■ **RECORDS FOR THIS EXERCISE**:

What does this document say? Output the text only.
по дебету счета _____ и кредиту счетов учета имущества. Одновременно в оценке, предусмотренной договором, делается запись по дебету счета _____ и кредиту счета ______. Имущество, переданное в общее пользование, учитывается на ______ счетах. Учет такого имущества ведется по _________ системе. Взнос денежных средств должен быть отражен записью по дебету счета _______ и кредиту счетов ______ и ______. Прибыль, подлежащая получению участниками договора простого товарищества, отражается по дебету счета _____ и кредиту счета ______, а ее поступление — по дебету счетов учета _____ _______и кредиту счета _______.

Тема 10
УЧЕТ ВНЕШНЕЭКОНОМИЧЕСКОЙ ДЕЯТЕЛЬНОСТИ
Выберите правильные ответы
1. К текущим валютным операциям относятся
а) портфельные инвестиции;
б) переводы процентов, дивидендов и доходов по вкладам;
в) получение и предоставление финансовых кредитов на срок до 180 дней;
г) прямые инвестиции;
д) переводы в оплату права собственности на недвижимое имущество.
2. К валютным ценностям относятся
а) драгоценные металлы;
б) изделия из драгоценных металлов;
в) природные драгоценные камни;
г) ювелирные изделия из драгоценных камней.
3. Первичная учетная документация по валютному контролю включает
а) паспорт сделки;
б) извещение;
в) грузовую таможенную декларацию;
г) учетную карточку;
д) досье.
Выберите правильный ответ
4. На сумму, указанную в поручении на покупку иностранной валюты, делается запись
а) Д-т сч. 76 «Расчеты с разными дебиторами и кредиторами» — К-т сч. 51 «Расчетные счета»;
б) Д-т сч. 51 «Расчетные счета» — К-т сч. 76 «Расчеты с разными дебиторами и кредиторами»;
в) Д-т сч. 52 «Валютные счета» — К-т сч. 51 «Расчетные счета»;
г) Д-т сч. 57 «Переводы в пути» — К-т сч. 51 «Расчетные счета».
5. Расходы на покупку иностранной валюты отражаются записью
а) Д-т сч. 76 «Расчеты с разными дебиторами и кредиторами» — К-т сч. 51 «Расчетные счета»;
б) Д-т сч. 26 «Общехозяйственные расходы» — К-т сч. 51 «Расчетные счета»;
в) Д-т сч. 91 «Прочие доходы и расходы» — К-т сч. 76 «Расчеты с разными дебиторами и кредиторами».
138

■ **TASK GOAL**: Exactly reproduce all of the entries above.

■ **ANSWER TO THIS EXERCISE**:
What does this document say? Output the text only.
по дебету счета _____ и кредиту счетов учета имущества. Одновременно в оценке, предусмотренной договором, делается запись по дебету счета _____ и кредиту счета ______. Имущество, переданное в общее пользование, учитывается на ______ счетах. Учет такого имущества ведется по _________ системе. Взнос денежных средств должен быть отражен записью по дебету счета _______ и кредиту счетов ______ и ______. Прибыль, подлежащая получению участниками договора простого товарищества, отражается по дебету счета _____ и кредиту счета ______, а ее поступление — по дебету счетов учета _____ _______и кредиту счета _______.

Тема 10
УЧЕТ ВНЕШНЕЭКОНОМИЧЕСКОЙ ДЕЯТЕЛЬНОСТИ
Выберите правильные ответы
1. К текущим валютным операциям относятся
а) портфельные инвестиции;
б) переводы процентов, дивидендов и доходов по вкладам;
в) получение и предоставление финансовых кредитов на срок до 180 дней;
г) прямые инвестиции;
д) переводы в оплату права собственности на недвижимое имущество.
2. К валютным ценностям относятся
а) драгоценные металлы;
б) изделия из драгоценных металлов;
в) природные драгоценные камни;
г) ювелирные изделия из драгоценных камней.
3. Первичная учетная документация по валютному контролю включает
а) паспорт сделки;
б) извещение;
в) грузовую таможенную декларацию;
г) учетную карточку;
д) досье.
Выберите правильный ответ
4. На сумму, указанную в поручении на покупку иностранной валюты, делается запись
а) Д-т сч. 76 «Расчеты с разными дебиторами и кредиторами» — К-т сч. 51 «Расчетные счета»;
б) Д-т сч. 51 «Расчетные счета» — К-т сч. 76 «Расчеты с разными дебиторами и кредиторами»;
в) Д-т сч. 52 «Валютные счета» — К-т сч. 51 «Расчетные счета»;
г) Д-т сч. 57 «Переводы в пути» — К-т сч. 51 «Расчетные счета».
5. Расходы на покупку иностранной валюты отражаются записью
а) Д-т сч. 76 «Расчеты с разными дебиторами и кредиторами» — К-т сч. 51 «Расчетные счета»;
б) Д-т сч. 26 «Общехозяйственные расходы» — К-т сч. 51 «Расчетные счета»;
в) Д-т сч. 91 «Прочие доходы и расходы» — К-т сч. 76 «Расчеты с разными дебиторами и кредиторами».
138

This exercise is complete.